Problem details
In the material below, list every line carrying the string "wolny".

Data provided
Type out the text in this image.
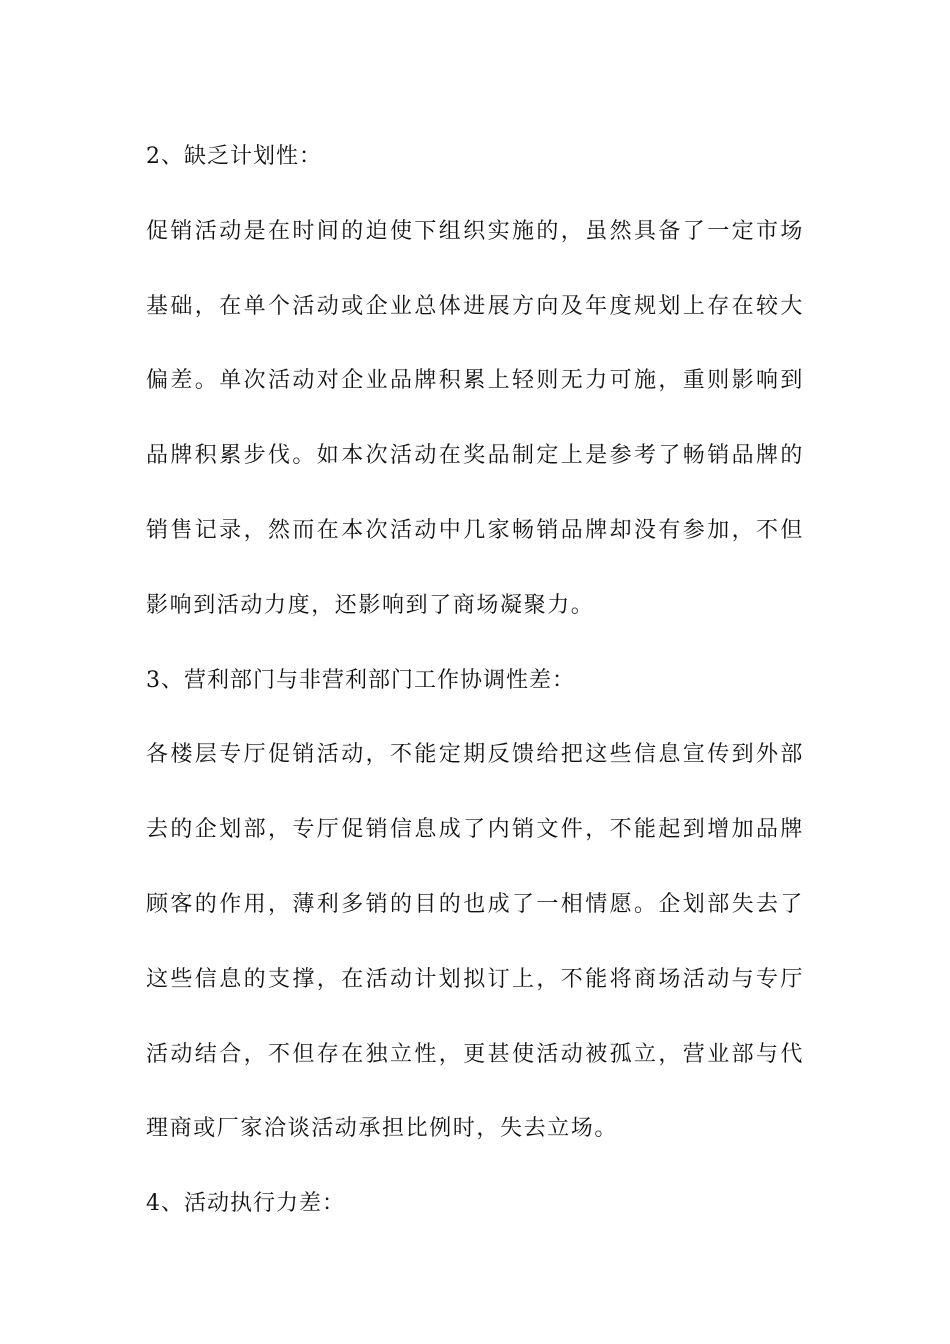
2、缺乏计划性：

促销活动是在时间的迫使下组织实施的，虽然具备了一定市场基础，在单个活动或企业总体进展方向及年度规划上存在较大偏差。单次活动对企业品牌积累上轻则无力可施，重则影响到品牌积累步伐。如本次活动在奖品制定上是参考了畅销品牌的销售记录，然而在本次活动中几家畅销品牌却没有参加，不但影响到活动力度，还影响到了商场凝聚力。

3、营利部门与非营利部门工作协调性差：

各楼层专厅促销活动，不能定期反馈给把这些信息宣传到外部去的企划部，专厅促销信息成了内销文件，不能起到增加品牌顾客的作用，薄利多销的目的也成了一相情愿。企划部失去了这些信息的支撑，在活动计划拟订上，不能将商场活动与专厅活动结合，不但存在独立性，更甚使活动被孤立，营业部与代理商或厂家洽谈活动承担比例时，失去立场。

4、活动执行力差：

==

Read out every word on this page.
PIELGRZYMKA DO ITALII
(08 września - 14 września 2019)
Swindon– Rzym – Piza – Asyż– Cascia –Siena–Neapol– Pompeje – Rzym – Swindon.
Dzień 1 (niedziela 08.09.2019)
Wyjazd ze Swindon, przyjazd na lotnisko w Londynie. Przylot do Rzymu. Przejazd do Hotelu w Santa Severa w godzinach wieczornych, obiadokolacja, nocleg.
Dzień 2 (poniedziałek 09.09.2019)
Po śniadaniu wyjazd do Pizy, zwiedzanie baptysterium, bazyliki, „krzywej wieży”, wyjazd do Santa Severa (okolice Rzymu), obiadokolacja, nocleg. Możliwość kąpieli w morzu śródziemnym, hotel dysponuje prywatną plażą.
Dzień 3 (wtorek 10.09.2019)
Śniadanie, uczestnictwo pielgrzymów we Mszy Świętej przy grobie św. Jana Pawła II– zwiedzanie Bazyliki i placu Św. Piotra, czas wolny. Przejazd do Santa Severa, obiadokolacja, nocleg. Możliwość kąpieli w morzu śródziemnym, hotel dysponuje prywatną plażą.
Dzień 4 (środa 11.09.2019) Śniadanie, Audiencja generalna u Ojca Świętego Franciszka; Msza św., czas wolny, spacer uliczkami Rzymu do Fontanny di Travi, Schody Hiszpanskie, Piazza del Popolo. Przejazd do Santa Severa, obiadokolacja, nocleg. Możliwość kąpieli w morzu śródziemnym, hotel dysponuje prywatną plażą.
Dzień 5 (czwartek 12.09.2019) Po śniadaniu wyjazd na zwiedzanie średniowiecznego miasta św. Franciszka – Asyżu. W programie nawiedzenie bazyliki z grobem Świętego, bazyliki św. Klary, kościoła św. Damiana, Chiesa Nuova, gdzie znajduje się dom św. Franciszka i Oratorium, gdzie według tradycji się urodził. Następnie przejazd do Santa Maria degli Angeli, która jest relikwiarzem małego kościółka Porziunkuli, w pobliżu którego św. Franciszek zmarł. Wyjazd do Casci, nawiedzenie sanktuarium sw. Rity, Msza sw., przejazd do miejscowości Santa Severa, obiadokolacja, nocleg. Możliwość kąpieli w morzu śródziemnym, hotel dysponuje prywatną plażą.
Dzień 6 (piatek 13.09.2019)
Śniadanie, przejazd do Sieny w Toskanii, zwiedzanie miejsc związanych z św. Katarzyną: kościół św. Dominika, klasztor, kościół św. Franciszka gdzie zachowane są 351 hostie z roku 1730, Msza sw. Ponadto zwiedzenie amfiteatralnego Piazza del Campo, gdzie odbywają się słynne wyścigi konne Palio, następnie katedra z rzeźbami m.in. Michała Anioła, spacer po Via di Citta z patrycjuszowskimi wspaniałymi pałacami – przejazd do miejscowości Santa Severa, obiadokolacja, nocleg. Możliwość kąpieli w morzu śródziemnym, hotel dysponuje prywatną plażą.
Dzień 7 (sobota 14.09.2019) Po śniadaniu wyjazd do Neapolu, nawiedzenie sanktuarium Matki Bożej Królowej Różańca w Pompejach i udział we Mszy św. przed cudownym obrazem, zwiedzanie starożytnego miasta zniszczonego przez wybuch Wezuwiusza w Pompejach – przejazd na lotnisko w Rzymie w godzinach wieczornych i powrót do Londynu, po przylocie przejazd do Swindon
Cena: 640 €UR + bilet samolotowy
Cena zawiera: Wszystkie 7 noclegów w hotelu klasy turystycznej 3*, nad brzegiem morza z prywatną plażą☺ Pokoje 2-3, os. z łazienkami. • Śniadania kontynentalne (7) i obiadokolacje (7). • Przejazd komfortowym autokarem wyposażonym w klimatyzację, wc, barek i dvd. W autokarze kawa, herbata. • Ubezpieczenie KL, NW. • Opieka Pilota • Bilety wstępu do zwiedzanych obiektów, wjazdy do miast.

Answer to this exercise
Śniadanie, uczestnictwo pielgrzymów we Mszy Świętej przy grobie św. Jana Pawła II– zwiedzanie Bazyliki i placu Św. Piotra, czas wolny. Przejazd do Santa Severa, obiadokolacja, nocleg. Możliwość kąpieli w morzu śródziemnym, hotel dysponuje prywatną plażą.
Dzień 4 (środa 11.09.2019) Śniadanie, Audiencja generalna u Ojca Świętego Franciszka; Msza św., czas wolny, spacer uliczkami Rzymu do Fontanny di Travi, Schody Hiszpanskie, Piazza del Popolo. Przejazd do Santa Severa, obiadokolacja, nocleg. Możliwość kąpieli w morzu śródziemnym, hotel dysponuje prywatną plażą.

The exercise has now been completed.